### Stated exercise
From the listing below, copy every line with the word "none".

□ □ □

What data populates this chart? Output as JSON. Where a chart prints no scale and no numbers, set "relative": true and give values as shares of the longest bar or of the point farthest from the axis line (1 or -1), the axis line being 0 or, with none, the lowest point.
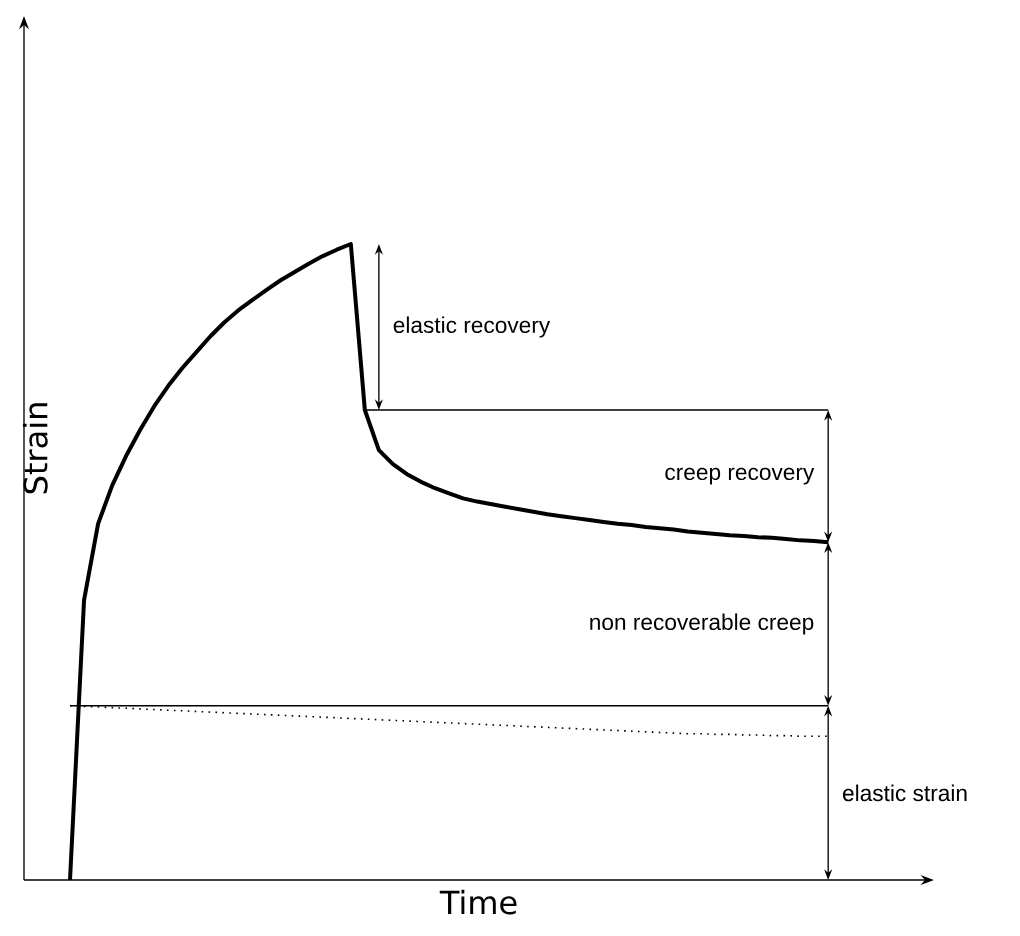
{
  "chart_data": {
    "type": "line",
    "relative": true,
    "xlabel": "Time",
    "ylabel": "Strain",
    "marker": "none",
    "categories": [
      null,
      null,
      null,
      null,
      null,
      null,
      null,
      null,
      null,
      null,
      null,
      null,
      null,
      null,
      null,
      null,
      null,
      null,
      null,
      null,
      null,
      null,
      null,
      null,
      null,
      null,
      null,
      null,
      null,
      null,
      null,
      null,
      null,
      null,
      null,
      null,
      null,
      null,
      null,
      null,
      null,
      null,
      null,
      null,
      null,
      null,
      null,
      null,
      null,
      null,
      null,
      null,
      null,
      null,
      null
    ],
    "series": [
      {
        "color": "#000000",
        "line_style": "solid",
        "values": [
          0,
          0.44,
          0.56,
          0.62,
          0.667,
          0.708,
          0.745,
          0.777,
          0.805,
          0.83,
          0.855,
          0.877,
          0.896,
          0.912,
          0.928,
          0.943,
          0.956,
          0.969,
          0.981,
          0.991,
          1,
          0.739,
          0.676,
          0.654,
          0.638,
          0.626,
          0.616,
          0.608,
          0.6,
          0.595,
          0.591,
          0.587,
          0.583,
          0.579,
          0.575,
          0.572,
          0.569,
          0.566,
          0.563,
          0.56,
          0.558,
          0.555,
          0.553,
          0.551,
          0.548,
          0.546,
          0.544,
          0.542,
          0.541,
          0.539,
          0.538,
          0.536,
          0.534,
          0.533,
          0.531
        ]
      },
      {
        "color": "#000000",
        "line_style": "solid",
        "values": [
          null,
          null,
          null,
          null,
          null,
          null,
          null,
          null,
          null,
          null,
          null,
          null,
          null,
          null,
          null,
          null,
          null,
          null,
          null,
          null,
          null,
          0.739,
          0.739,
          0.739,
          0.739,
          0.739,
          0.739,
          0.739,
          0.739,
          0.739,
          0.739,
          0.739,
          0.739,
          0.739,
          0.739,
          0.739,
          0.739,
          0.739,
          0.739,
          0.739,
          0.739,
          0.739,
          0.739,
          0.739,
          0.739,
          0.739,
          0.739,
          0.739,
          0.739,
          0.739,
          0.739,
          0.739,
          0.739,
          0.739,
          0.739
        ]
      },
      {
        "color": "#000000",
        "line_style": "solid",
        "values": [
          0.274,
          0.274,
          0.274,
          0.274,
          0.274,
          0.274,
          0.274,
          0.274,
          0.274,
          0.274,
          0.274,
          0.274,
          0.274,
          0.274,
          0.274,
          0.274,
          0.274,
          0.274,
          0.274,
          0.274,
          0.274,
          0.274,
          0.274,
          0.274,
          0.274,
          0.274,
          0.274,
          0.274,
          0.274,
          0.274,
          0.274,
          0.274,
          0.274,
          0.274,
          0.274,
          0.274,
          0.274,
          0.274,
          0.274,
          0.274,
          0.274,
          0.274,
          0.274,
          0.274,
          0.274,
          0.274,
          0.274,
          0.274,
          0.274,
          0.274,
          0.274,
          0.274,
          0.274,
          0.274,
          0.274
        ]
      },
      {
        "color": "#000000",
        "line_style": "dotted",
        "values": [
          0.274,
          0.273,
          0.272,
          0.271,
          0.27,
          0.269,
          0.268,
          0.267,
          0.266,
          0.265,
          0.264,
          0.263,
          0.262,
          0.261,
          0.26,
          0.259,
          0.258,
          0.257,
          0.256,
          0.255,
          0.254,
          0.253,
          0.252,
          0.251,
          0.25,
          0.249,
          0.248,
          0.247,
          0.246,
          0.245,
          0.244,
          0.243,
          0.242,
          0.241,
          0.24,
          0.239,
          0.238,
          0.237,
          0.236,
          0.235,
          0.234,
          0.233,
          0.232,
          0.231,
          0.23,
          0.23,
          0.229,
          0.229,
          0.228,
          0.228,
          0.227,
          0.227,
          0.226,
          0.226,
          0.226
        ]
      }
    ],
    "annotations": [
      "elastic recovery",
      "creep recovery",
      "non recoverable creep",
      "elastic strain"
    ]
  }
}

□ □ □

### Task response
What data populates this chart? Output as JSON. Where a chart prints no scale and no numbers, set "relative": true and give values as shares of the longest bar or of the point farthest from the axis line (1 or -1), the axis line being 0 or, with none, the lowest point.
    "marker": "none",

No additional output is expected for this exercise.